**Task statement**
The required result is the exact run of lines beginning at the one containing "Read out every word on this page." and ending at the last line of the entries.

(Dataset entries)
--- START ---
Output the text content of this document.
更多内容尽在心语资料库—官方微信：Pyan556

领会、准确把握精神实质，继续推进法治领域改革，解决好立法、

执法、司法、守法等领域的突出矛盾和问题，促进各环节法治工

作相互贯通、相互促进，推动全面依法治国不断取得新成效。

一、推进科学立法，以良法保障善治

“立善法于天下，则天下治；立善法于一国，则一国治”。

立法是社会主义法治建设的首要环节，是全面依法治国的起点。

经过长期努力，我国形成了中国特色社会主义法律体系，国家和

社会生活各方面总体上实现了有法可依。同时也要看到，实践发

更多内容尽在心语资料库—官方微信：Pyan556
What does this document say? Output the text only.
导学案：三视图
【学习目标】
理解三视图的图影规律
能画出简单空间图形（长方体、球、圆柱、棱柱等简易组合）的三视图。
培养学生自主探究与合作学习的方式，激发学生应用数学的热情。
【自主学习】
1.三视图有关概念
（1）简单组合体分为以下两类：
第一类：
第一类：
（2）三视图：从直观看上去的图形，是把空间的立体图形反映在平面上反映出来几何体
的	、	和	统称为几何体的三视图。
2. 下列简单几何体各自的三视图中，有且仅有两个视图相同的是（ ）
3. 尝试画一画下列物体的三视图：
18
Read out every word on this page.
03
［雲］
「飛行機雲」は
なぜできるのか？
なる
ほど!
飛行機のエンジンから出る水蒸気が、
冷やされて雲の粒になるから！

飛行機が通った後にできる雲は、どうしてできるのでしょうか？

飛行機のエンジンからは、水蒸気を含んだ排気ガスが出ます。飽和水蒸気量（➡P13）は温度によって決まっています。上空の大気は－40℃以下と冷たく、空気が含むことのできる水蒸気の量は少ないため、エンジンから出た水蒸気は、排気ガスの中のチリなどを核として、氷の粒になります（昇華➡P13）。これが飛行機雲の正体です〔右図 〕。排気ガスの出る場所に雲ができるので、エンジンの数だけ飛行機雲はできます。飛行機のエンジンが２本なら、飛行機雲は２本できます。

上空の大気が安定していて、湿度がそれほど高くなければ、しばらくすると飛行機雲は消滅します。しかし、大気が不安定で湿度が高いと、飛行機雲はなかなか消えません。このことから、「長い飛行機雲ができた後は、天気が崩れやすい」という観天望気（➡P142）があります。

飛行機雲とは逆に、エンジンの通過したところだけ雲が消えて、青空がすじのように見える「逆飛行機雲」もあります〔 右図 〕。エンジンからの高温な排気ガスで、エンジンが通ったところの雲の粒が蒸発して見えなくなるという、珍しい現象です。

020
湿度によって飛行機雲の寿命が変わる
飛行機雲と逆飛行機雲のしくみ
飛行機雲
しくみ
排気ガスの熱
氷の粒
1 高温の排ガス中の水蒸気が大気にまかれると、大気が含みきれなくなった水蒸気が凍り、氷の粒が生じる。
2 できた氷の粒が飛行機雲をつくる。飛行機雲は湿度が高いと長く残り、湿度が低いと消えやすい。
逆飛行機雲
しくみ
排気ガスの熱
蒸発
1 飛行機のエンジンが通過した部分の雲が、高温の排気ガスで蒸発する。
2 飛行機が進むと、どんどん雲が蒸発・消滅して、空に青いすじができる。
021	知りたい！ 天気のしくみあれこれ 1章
--- END ---
**Reply to the task**
Read out every word on this page.
03
［雲］
「飛行機雲」は
なぜできるのか？
なる
ほど!
飛行機のエンジンから出る水蒸気が、
冷やされて雲の粒になるから！

飛行機が通った後にできる雲は、どうしてできるのでしょうか？

飛行機のエンジンからは、水蒸気を含んだ排気ガスが出ます。飽和水蒸気量（➡P13）は温度によって決まっています。上空の大気は－40℃以下と冷たく、空気が含むことのできる水蒸気の量は少ないため、エンジンから出た水蒸気は、排気ガスの中のチリなどを核として、氷の粒になります（昇華➡P13）。これが飛行機雲の正体です〔右図 〕。排気ガスの出る場所に雲ができるので、エンジンの数だけ飛行機雲はできます。飛行機のエンジンが２本なら、飛行機雲は２本できます。

上空の大気が安定していて、湿度がそれほど高くなければ、しばらくすると飛行機雲は消滅します。しかし、大気が不安定で湿度が高いと、飛行機雲はなかなか消えません。このことから、「長い飛行機雲ができた後は、天気が崩れやすい」という観天望気（➡P142）があります。

飛行機雲とは逆に、エンジンの通過したところだけ雲が消えて、青空がすじのように見える「逆飛行機雲」もあります〔 右図 〕。エンジンからの高温な排気ガスで、エンジンが通ったところの雲の粒が蒸発して見えなくなるという、珍しい現象です。

020
湿度によって飛行機雲の寿命が変わる
飛行機雲と逆飛行機雲のしくみ
飛行機雲
しくみ
排気ガスの熱
氷の粒
1 高温の排ガス中の水蒸気が大気にまかれると、大気が含みきれなくなった水蒸気が凍り、氷の粒が生じる。
2 できた氷の粒が飛行機雲をつくる。飛行機雲は湿度が高いと長く残り、湿度が低いと消えやすい。
逆飛行機雲
しくみ
排気ガスの熱
蒸発
1 飛行機のエンジンが通過した部分の雲が、高温の排気ガスで蒸発する。
2 飛行機が進むと、どんどん雲が蒸発・消滅して、空に青いすじができる。
021	知りたい！ 天気のしくみあれこれ 1章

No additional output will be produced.